▶ **Problem to solve**: What follows are records. Restate all of them word for word.

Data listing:

********

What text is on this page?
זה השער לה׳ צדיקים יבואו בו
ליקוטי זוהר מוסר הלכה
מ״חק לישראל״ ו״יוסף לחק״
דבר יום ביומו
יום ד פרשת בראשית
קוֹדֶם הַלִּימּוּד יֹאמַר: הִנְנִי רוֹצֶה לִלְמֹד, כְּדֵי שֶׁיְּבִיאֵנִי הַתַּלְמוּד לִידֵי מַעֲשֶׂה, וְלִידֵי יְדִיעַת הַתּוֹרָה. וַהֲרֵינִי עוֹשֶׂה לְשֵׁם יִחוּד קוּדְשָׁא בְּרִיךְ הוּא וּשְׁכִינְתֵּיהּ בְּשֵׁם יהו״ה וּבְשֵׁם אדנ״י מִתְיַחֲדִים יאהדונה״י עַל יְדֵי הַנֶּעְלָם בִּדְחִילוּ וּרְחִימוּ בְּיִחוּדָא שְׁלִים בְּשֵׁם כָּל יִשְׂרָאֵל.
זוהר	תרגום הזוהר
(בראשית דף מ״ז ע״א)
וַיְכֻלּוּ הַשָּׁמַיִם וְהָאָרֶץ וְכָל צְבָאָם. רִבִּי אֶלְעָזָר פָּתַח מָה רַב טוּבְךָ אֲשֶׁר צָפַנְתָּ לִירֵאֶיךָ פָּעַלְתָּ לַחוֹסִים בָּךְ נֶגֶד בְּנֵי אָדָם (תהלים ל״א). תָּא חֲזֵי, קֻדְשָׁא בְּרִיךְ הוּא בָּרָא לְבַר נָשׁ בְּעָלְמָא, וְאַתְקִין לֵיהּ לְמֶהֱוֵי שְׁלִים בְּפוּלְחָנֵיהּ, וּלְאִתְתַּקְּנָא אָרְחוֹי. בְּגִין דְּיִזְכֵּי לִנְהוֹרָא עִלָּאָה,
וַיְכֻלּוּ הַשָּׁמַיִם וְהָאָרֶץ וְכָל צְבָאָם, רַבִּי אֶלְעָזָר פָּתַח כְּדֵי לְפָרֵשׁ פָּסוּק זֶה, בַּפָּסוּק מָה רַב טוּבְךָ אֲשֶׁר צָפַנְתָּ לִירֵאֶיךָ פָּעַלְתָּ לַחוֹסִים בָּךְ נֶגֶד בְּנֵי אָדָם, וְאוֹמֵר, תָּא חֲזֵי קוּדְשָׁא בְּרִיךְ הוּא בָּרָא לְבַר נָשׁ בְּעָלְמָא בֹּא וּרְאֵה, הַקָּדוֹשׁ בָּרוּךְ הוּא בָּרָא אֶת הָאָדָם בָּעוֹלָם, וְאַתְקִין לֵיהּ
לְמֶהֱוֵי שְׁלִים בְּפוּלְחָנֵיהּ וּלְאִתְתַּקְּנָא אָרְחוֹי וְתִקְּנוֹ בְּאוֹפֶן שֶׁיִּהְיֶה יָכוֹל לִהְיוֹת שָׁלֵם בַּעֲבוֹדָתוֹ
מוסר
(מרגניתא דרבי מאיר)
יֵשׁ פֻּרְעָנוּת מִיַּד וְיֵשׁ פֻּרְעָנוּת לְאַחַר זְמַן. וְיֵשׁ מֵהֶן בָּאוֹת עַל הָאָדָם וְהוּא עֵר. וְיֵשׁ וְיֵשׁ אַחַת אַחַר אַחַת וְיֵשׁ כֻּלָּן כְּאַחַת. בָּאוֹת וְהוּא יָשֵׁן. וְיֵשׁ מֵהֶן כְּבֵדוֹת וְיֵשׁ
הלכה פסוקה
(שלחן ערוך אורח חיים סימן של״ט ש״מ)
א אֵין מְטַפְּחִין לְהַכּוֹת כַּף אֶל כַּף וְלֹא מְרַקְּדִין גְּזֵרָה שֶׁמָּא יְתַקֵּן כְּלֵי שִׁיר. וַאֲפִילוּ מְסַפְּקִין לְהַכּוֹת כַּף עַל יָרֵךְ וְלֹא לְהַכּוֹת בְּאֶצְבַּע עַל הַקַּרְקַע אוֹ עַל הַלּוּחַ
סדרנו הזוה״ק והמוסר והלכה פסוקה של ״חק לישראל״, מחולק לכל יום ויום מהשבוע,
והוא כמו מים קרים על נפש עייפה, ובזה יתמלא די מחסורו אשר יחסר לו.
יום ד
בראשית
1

********

▶ **Solved problem**:
What text is on this page?
זה השער לה׳ צדיקים יבואו בו
ליקוטי זוהר מוסר הלכה
מ״חק לישראל״ ו״יוסף לחק״
דבר יום ביומו
יום ד פרשת בראשית
קוֹדֶם הַלִּימּוּד יֹאמַר: הִנְנִי רוֹצֶה לִלְמֹד, כְּדֵי שֶׁיְּבִיאֵנִי הַתַּלְמוּד לִידֵי מַעֲשֶׂה, וְלִידֵי יְדִיעַת הַתּוֹרָה. וַהֲרֵינִי עוֹשֶׂה לְשֵׁם יִחוּד קוּדְשָׁא בְּרִיךְ הוּא וּשְׁכִינְתֵּיהּ בְּשֵׁם יהו״ה וּבְשֵׁם אדנ״י מִתְיַחֲדִים יאהדונה״י עַל יְדֵי הַנֶּעְלָם בִּדְחִילוּ וּרְחִימוּ בְּיִחוּדָא שְׁלִים בְּשֵׁם כָּל יִשְׂרָאֵל.
זוהר	תרגום הזוהר
(בראשית דף מ״ז ע״א)
וַיְכֻלּוּ הַשָּׁמַיִם וְהָאָרֶץ וְכָל צְבָאָם. רִבִּי אֶלְעָזָר פָּתַח מָה רַב טוּבְךָ אֲשֶׁר צָפַנְתָּ לִירֵאֶיךָ פָּעַלְתָּ לַחוֹסִים בָּךְ נֶגֶד בְּנֵי אָדָם (תהלים ל״א). תָּא חֲזֵי, קֻדְשָׁא בְּרִיךְ הוּא בָּרָא לְבַר נָשׁ בְּעָלְמָא, וְאַתְקִין לֵיהּ לְמֶהֱוֵי שְׁלִים בְּפוּלְחָנֵיהּ, וּלְאִתְתַּקְּנָא אָרְחוֹי. בְּגִין דְּיִזְכֵּי לִנְהוֹרָא עִלָּאָה,
וַיְכֻלּוּ הַשָּׁמַיִם וְהָאָרֶץ וְכָל צְבָאָם, רַבִּי אֶלְעָזָר פָּתַח כְּדֵי לְפָרֵשׁ פָּסוּק זֶה, בַּפָּסוּק מָה רַב טוּבְךָ אֲשֶׁר צָפַנְתָּ לִירֵאֶיךָ פָּעַלְתָּ לַחוֹסִים בָּךְ נֶגֶד בְּנֵי אָדָם, וְאוֹמֵר, תָּא חֲזֵי קוּדְשָׁא בְּרִיךְ הוּא בָּרָא לְבַר נָשׁ בְּעָלְמָא בֹּא וּרְאֵה, הַקָּדוֹשׁ בָּרוּךְ הוּא בָּרָא אֶת הָאָדָם בָּעוֹלָם, וְאַתְקִין לֵיהּ
לְמֶהֱוֵי שְׁלִים בְּפוּלְחָנֵיהּ וּלְאִתְתַּקְּנָא אָרְחוֹי וְתִקְּנוֹ בְּאוֹפֶן שֶׁיִּהְיֶה יָכוֹל לִהְיוֹת שָׁלֵם בַּעֲבוֹדָתוֹ
מוסר
(מרגניתא דרבי מאיר)
יֵשׁ פֻּרְעָנוּת מִיַּד וְיֵשׁ פֻּרְעָנוּת לְאַחַר זְמַן. וְיֵשׁ מֵהֶן בָּאוֹת עַל הָאָדָם וְהוּא עֵר. וְיֵשׁ וְיֵשׁ אַחַת אַחַר אַחַת וְיֵשׁ כֻּלָּן כְּאַחַת. בָּאוֹת וְהוּא יָשֵׁן. וְיֵשׁ מֵהֶן כְּבֵדוֹת וְיֵשׁ
הלכה פסוקה
(שלחן ערוך אורח חיים סימן של״ט ש״מ)
א אֵין מְטַפְּחִין לְהַכּוֹת כַּף אֶל כַּף וְלֹא מְרַקְּדִין גְּזֵרָה שֶׁמָּא יְתַקֵּן כְּלֵי שִׁיר. וַאֲפִילוּ מְסַפְּקִין לְהַכּוֹת כַּף עַל יָרֵךְ וְלֹא לְהַכּוֹת בְּאֶצְבַּע עַל הַקַּרְקַע אוֹ עַל הַלּוּחַ
סדרנו הזוה״ק והמוסר והלכה פסוקה של ״חק לישראל״, מחולק לכל יום ויום מהשבוע,
והוא כמו מים קרים על נפש עייפה, ובזה יתמלא די מחסורו אשר יחסר לו.
יום ד
בראשית
1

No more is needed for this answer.